Stated exercise:
Look below. Copy each line that has "send" in it.

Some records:
****************************************

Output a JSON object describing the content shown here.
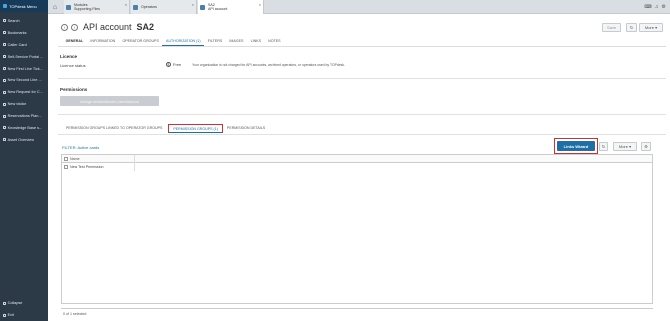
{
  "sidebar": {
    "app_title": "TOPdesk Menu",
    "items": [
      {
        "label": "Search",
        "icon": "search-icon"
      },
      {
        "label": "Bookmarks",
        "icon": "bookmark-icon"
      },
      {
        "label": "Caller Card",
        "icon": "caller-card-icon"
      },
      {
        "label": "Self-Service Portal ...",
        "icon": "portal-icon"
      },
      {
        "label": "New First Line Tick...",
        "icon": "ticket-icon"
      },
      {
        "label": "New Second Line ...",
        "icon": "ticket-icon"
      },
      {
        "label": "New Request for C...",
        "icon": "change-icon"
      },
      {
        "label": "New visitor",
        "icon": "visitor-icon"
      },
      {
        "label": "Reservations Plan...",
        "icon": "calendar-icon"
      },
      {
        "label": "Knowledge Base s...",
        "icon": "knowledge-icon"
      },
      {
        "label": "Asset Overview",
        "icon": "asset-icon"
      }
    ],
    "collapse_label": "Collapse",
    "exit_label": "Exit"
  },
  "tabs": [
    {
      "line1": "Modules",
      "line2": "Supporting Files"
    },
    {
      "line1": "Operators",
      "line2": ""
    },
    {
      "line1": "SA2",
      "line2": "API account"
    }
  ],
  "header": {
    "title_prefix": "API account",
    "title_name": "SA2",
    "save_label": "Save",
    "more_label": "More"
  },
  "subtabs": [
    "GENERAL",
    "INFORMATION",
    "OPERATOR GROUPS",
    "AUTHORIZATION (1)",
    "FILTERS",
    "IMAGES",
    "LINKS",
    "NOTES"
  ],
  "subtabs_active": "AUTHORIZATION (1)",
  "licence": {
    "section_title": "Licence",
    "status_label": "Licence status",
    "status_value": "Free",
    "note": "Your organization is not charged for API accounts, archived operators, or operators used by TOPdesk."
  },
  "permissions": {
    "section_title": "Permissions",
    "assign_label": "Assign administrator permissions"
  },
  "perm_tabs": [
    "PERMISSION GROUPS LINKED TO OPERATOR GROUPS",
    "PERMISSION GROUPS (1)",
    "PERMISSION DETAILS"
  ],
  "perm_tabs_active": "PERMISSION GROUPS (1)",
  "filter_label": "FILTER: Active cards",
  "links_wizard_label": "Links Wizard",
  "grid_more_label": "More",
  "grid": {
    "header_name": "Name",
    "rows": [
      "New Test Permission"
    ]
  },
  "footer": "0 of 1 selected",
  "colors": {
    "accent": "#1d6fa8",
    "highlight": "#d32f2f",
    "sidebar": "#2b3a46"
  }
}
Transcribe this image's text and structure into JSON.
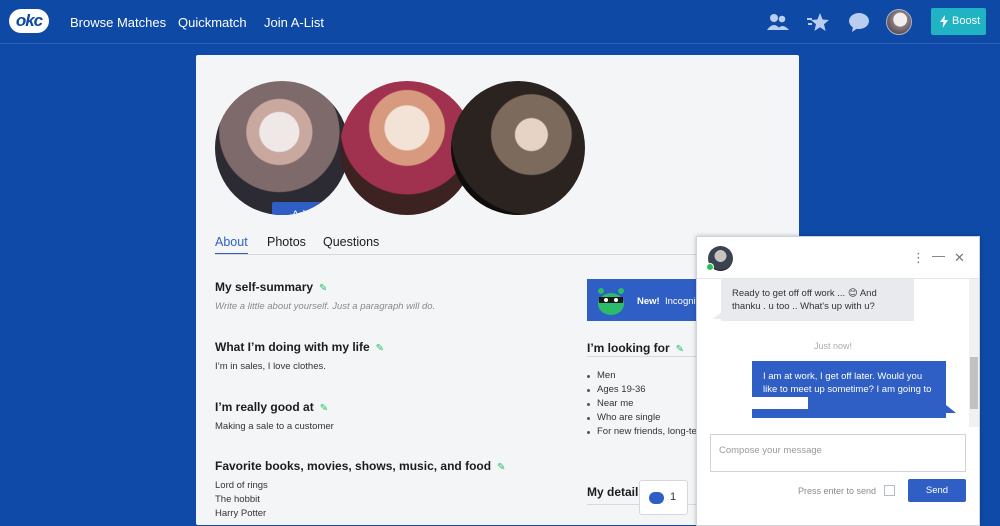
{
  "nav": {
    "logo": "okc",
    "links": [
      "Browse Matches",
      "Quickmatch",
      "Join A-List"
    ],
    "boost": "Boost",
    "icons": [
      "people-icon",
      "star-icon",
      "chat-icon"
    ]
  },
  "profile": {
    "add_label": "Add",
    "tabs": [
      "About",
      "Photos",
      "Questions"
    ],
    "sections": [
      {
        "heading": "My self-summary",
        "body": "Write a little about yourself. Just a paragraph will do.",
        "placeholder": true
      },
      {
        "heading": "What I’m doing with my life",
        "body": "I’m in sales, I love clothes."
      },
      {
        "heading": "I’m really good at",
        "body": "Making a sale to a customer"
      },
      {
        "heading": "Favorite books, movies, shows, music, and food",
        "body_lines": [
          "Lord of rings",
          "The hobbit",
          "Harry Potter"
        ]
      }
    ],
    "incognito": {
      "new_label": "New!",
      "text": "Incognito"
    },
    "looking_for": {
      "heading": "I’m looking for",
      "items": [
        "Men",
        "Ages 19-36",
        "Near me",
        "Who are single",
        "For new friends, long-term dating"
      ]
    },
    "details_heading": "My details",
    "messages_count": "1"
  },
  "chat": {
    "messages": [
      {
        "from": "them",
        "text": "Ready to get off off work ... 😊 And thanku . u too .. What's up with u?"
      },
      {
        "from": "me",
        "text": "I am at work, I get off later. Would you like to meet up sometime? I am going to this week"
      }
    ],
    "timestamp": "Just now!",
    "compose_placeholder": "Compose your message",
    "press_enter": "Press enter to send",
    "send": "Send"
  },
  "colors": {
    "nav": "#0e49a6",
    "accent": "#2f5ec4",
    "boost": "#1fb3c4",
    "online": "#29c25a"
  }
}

****************************************

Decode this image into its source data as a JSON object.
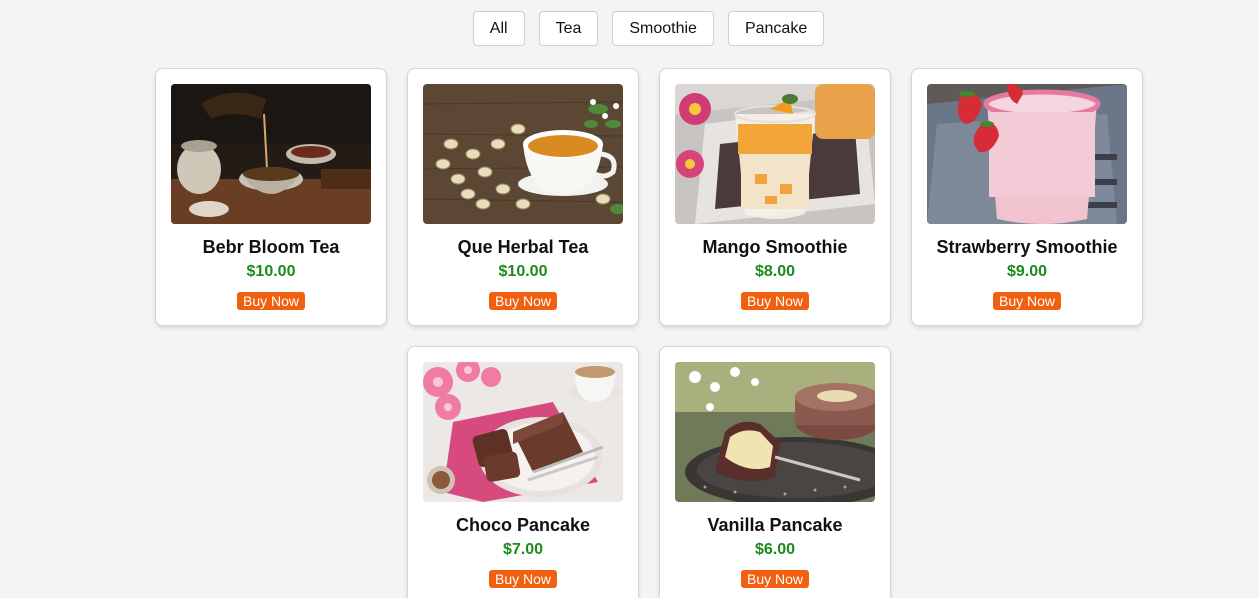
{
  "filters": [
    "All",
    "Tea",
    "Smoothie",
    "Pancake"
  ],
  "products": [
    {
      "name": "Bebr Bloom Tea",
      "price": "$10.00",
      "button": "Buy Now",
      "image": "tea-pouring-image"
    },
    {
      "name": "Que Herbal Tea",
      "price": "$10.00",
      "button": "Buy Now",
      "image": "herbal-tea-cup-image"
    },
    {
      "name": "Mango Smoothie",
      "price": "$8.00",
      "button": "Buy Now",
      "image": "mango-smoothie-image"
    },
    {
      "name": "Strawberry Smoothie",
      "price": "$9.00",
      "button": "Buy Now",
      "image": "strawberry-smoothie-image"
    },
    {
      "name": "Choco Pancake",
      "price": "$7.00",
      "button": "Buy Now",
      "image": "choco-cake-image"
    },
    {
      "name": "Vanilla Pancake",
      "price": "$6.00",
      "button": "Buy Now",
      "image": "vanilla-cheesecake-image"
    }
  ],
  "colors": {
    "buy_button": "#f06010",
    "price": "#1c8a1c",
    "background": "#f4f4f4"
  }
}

****************************************

Finished exercise:
    "press_enter": "Press enter to send",
    "send": "Send"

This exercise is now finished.